What the task requires:
Retype all material exactly. Pictures stay out of the copy.

Data records
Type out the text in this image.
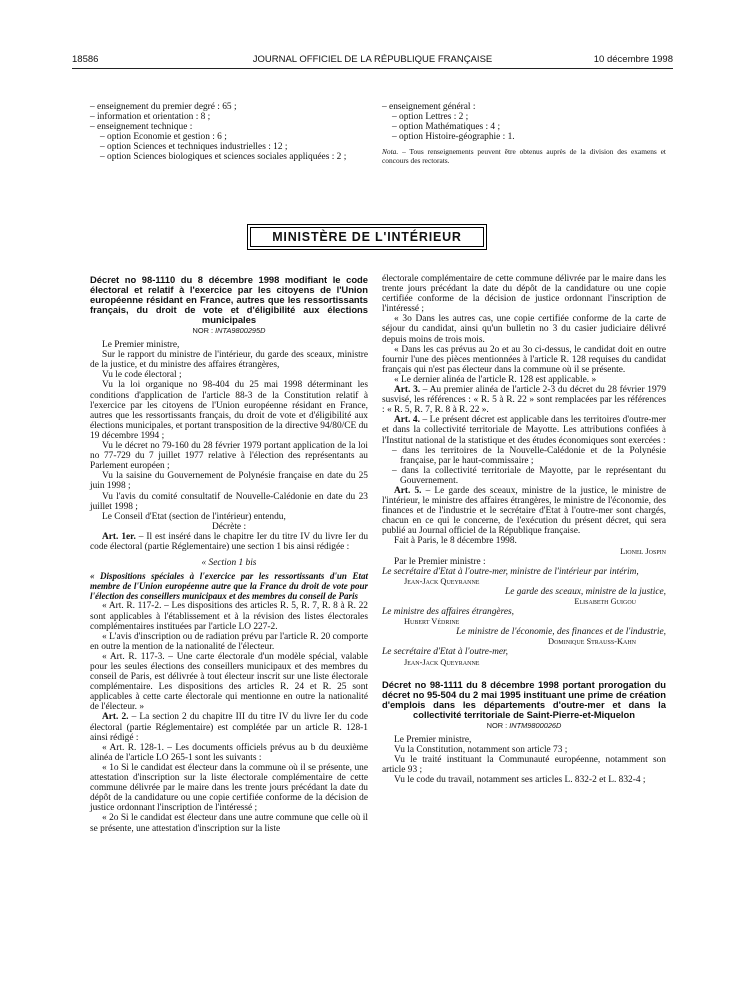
18586	JOURNAL OFFICIEL DE LA RÉPUBLIQUE FRANÇAISE	10 décembre 1998

– enseignement du premier degré : 65 ;

– information et orientation : 8 ;

– enseignement technique :

– option Economie et gestion : 6 ;

– option Sciences et techniques industrielles : 12 ;

– option Sciences biologiques et sciences sociales appliquées : 2 ;

– enseignement général :

– option Lettres : 2 ;

– option Mathématiques : 4 ;

– option Histoire-géographie : 1.

Nota. – Tous renseignements peuvent être obtenus auprès de la division des examens et concours des rectorats.

MINISTÈRE DE L'INTÉRIEUR

Décret no 98-1110 du 8 décembre 1998 modifiant le code électoral et relatif à l'exercice par les citoyens de l'Union européenne résidant en France, autres que les ressortissants français, du droit de vote et d'éligibilité aux élections municipales

NOR : INTA9800295D

Le Premier ministre,

Sur le rapport du ministre de l'intérieur, du garde des sceaux, ministre de la justice, et du ministre des affaires étrangères,

Vu le code électoral ;

Vu la loi organique no 98-404 du 25 mai 1998 déterminant les conditions d'application de l'article 88-3 de la Constitution relatif à l'exercice par les citoyens de l'Union européenne résidant en France, autres que les ressortissants français, du droit de vote et d'éligibilité aux élections municipales, et portant transposition de la directive 94/80/CE du 19 décembre 1994 ;

Vu le décret no 79-160 du 28 février 1979 portant application de la loi no 77-729 du 7 juillet 1977 relative à l'élection des représentants au Parlement européen ;

Vu la saisine du Gouvernement de Polynésie française en date du 25 juin 1998 ;

Vu l'avis du comité consultatif de Nouvelle-Calédonie en date du 23 juillet 1998 ;

Le Conseil d'Etat (section de l'intérieur) entendu,

Décrète :

Art. 1er. – Il est inséré dans le chapitre Ier du titre IV du livre Ier du code électoral (partie Réglementaire) une section 1 bis ainsi rédigée :

« Section 1 bis

« Dispositions spéciales à l'exercice par les ressortissants d'un Etat membre de l'Union européenne autre que la France du droit de vote pour l'élection des conseillers municipaux et des membres du conseil de Paris

« Art. R. 117-2. – Les dispositions des articles R. 5, R. 7, R. 8 à R. 22 sont applicables à l'établissement et à la révision des listes électorales complémentaires instituées par l'article LO 227-2.

« L'avis d'inscription ou de radiation prévu par l'article R. 20 comporte en outre la mention de la nationalité de l'électeur.

« Art. R. 117-3. – Une carte électorale d'un modèle spécial, valable pour les seules élections des conseillers municipaux et des membres du conseil de Paris, est délivrée à tout électeur inscrit sur une liste électorale complémentaire. Les dispositions des articles R. 24 et R. 25 sont applicables à cette carte électorale qui mentionne en outre la nationalité de l'électeur. »

Art. 2. – La section 2 du chapitre III du titre IV du livre Ier du code électoral (partie Réglementaire) est complétée par un article R. 128-1 ainsi rédigé :

« Art. R. 128-1. – Les documents officiels prévus au b du deuxième alinéa de l'article LO 265-1 sont les suivants :

« 1o Si le candidat est électeur dans la commune où il se présente, une attestation d'inscription sur la liste électorale complémentaire de cette commune délivrée par le maire dans les trente jours précédant la date du dépôt de la candidature ou une copie certifiée conforme de la décision de justice ordonnant l'inscription de l'intéressé ;

« 2o Si le candidat est électeur dans une autre commune que celle où il se présente, une attestation d'inscription sur la liste

électorale complémentaire de cette commune délivrée par le maire dans les trente jours précédant la date du dépôt de la candidature ou une copie certifiée conforme de la décision de justice ordonnant l'inscription de l'intéressé ;

« 3o Dans les autres cas, une copie certifiée conforme de la carte de séjour du candidat, ainsi qu'un bulletin no 3 du casier judiciaire délivré depuis moins de trois mois.

« Dans les cas prévus au 2o et au 3o ci-dessus, le candidat doit en outre fournir l'une des pièces mentionnées à l'article R. 128 requises du candidat français qui n'est pas électeur dans la commune où il se présente.

« Le dernier alinéa de l'article R. 128 est applicable. »

Art. 3. – Au premier alinéa de l'article 2-3 du décret du 28 février 1979 susvisé, les références : « R. 5 à R. 22 » sont remplacées par les références : « R. 5, R. 7, R. 8 à R. 22 ».

Art. 4. – Le présent décret est applicable dans les territoires d'outre-mer et dans la collectivité territoriale de Mayotte. Les attributions confiées à l'Institut national de la statistique et des études économiques sont exercées :

– dans les territoires de la Nouvelle-Calédonie et de la Polynésie française, par le haut-commissaire ;

– dans la collectivité territoriale de Mayotte, par le représentant du Gouvernement.

Art. 5. – Le garde des sceaux, ministre de la justice, le ministre de l'intérieur, le ministre des affaires étrangères, le ministre de l'économie, des finances et de l'industrie et le secrétaire d'Etat à l'outre-mer sont chargés, chacun en ce qui le concerne, de l'exécution du présent décret, qui sera publié au Journal officiel de la République française.

Fait à Paris, le 8 décembre 1998.

Lionel Jospin

Par le Premier ministre :

Le secrétaire d'Etat à l'outre-mer, ministre de l'intérieur par intérim,

Jean-Jack Queyranne

Le garde des sceaux, ministre de la justice,

Elisabeth Guigou

Le ministre des affaires étrangères,

Hubert Védrine

Le ministre de l'économie, des finances et de l'industrie,

Dominique Strauss-Kahn

Le secrétaire d'Etat à l'outre-mer,

Jean-Jack Queyranne

Décret no 98-1111 du 8 décembre 1998 portant prorogation du décret no 95-504 du 2 mai 1995 instituant une prime de création d'emplois dans les départements d'outre-mer et dans la collectivité territoriale de Saint-Pierre-et-Miquelon

NOR : INTM9800026D

Le Premier ministre,

Vu la Constitution, notamment son article 73 ;

Vu le traité instituant la Communauté européenne, notamment son article 93 ;

Vu le code du travail, notamment ses articles L. 832-2 et L. 832-4 ;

The output:
Type out the text in this image.
18586	JOURNAL OFFICIEL DE LA RÉPUBLIQUE FRANÇAISE	10 décembre 1998

– enseignement du premier degré : 65 ;

– information et orientation : 8 ;

– enseignement technique :

– option Economie et gestion : 6 ;

– option Sciences et techniques industrielles : 12 ;

– option Sciences biologiques et sciences sociales appliquées : 2 ;

– enseignement général :

– option Lettres : 2 ;

– option Mathématiques : 4 ;

– option Histoire-géographie : 1.

Nota. – Tous renseignements peuvent être obtenus auprès de la division des examens et concours des rectorats.

MINISTÈRE DE L'INTÉRIEUR

Décret no 98-1110 du 8 décembre 1998 modifiant le code électoral et relatif à l'exercice par les citoyens de l'Union européenne résidant en France, autres que les ressortissants français, du droit de vote et d'éligibilité aux élections municipales

NOR : INTA9800295D

Le Premier ministre,

Sur le rapport du ministre de l'intérieur, du garde des sceaux, ministre de la justice, et du ministre des affaires étrangères,

Vu le code électoral ;

Vu la loi organique no 98-404 du 25 mai 1998 déterminant les conditions d'application de l'article 88-3 de la Constitution relatif à l'exercice par les citoyens de l'Union européenne résidant en France, autres que les ressortissants français, du droit de vote et d'éligibilité aux élections municipales, et portant transposition de la directive 94/80/CE du 19 décembre 1994 ;

Vu le décret no 79-160 du 28 février 1979 portant application de la loi no 77-729 du 7 juillet 1977 relative à l'élection des représentants au Parlement européen ;

Vu la saisine du Gouvernement de Polynésie française en date du 25 juin 1998 ;

Vu l'avis du comité consultatif de Nouvelle-Calédonie en date du 23 juillet 1998 ;

Le Conseil d'Etat (section de l'intérieur) entendu,

Décrète :

Art. 1er. – Il est inséré dans le chapitre Ier du titre IV du livre Ier du code électoral (partie Réglementaire) une section 1 bis ainsi rédigée :

« Section 1 bis

« Dispositions spéciales à l'exercice par les ressortissants d'un Etat membre de l'Union européenne autre que la France du droit de vote pour l'élection des conseillers municipaux et des membres du conseil de Paris

« Art. R. 117-2. – Les dispositions des articles R. 5, R. 7, R. 8 à R. 22 sont applicables à l'établissement et à la révision des listes électorales complémentaires instituées par l'article LO 227-2.

« L'avis d'inscription ou de radiation prévu par l'article R. 20 comporte en outre la mention de la nationalité de l'électeur.

« Art. R. 117-3. – Une carte électorale d'un modèle spécial, valable pour les seules élections des conseillers municipaux et des membres du conseil de Paris, est délivrée à tout électeur inscrit sur une liste électorale complémentaire. Les dispositions des articles R. 24 et R. 25 sont applicables à cette carte électorale qui mentionne en outre la nationalité de l'électeur. »

Art. 2. – La section 2 du chapitre III du titre IV du livre Ier du code électoral (partie Réglementaire) est complétée par un article R. 128-1 ainsi rédigé :

« Art. R. 128-1. – Les documents officiels prévus au b du deuxième alinéa de l'article LO 265-1 sont les suivants :

« 1o Si le candidat est électeur dans la commune où il se présente, une attestation d'inscription sur la liste électorale complémentaire de cette commune délivrée par le maire dans les trente jours précédant la date du dépôt de la candidature ou une copie certifiée conforme de la décision de justice ordonnant l'inscription de l'intéressé ;

« 2o Si le candidat est électeur dans une autre commune que celle où il se présente, une attestation d'inscription sur la liste

électorale complémentaire de cette commune délivrée par le maire dans les trente jours précédant la date du dépôt de la candidature ou une copie certifiée conforme de la décision de justice ordonnant l'inscription de l'intéressé ;

« 3o Dans les autres cas, une copie certifiée conforme de la carte de séjour du candidat, ainsi qu'un bulletin no 3 du casier judiciaire délivré depuis moins de trois mois.

« Dans les cas prévus au 2o et au 3o ci-dessus, le candidat doit en outre fournir l'une des pièces mentionnées à l'article R. 128 requises du candidat français qui n'est pas électeur dans la commune où il se présente.

« Le dernier alinéa de l'article R. 128 est applicable. »

Art. 3. – Au premier alinéa de l'article 2-3 du décret du 28 février 1979 susvisé, les références : « R. 5 à R. 22 » sont remplacées par les références : « R. 5, R. 7, R. 8 à R. 22 ».

Art. 4. – Le présent décret est applicable dans les territoires d'outre-mer et dans la collectivité territoriale de Mayotte. Les attributions confiées à l'Institut national de la statistique et des études économiques sont exercées :

– dans les territoires de la Nouvelle-Calédonie et de la Polynésie française, par le haut-commissaire ;

– dans la collectivité territoriale de Mayotte, par le représentant du Gouvernement.

Art. 5. – Le garde des sceaux, ministre de la justice, le ministre de l'intérieur, le ministre des affaires étrangères, le ministre de l'économie, des finances et de l'industrie et le secrétaire d'Etat à l'outre-mer sont chargés, chacun en ce qui le concerne, de l'exécution du présent décret, qui sera publié au Journal officiel de la République française.

Fait à Paris, le 8 décembre 1998.

Lionel Jospin

Par le Premier ministre :

Le secrétaire d'Etat à l'outre-mer, ministre de l'intérieur par intérim,

Jean-Jack Queyranne

Le garde des sceaux, ministre de la justice,

Elisabeth Guigou

Le ministre des affaires étrangères,

Hubert Védrine

Le ministre de l'économie, des finances et de l'industrie,

Dominique Strauss-Kahn

Le secrétaire d'Etat à l'outre-mer,

Jean-Jack Queyranne

Décret no 98-1111 du 8 décembre 1998 portant prorogation du décret no 95-504 du 2 mai 1995 instituant une prime de création d'emplois dans les départements d'outre-mer et dans la collectivité territoriale de Saint-Pierre-et-Miquelon

NOR : INTM9800026D

Le Premier ministre,

Vu la Constitution, notamment son article 73 ;

Vu le traité instituant la Communauté européenne, notamment son article 93 ;

Vu le code du travail, notamment ses articles L. 832-2 et L. 832-4 ;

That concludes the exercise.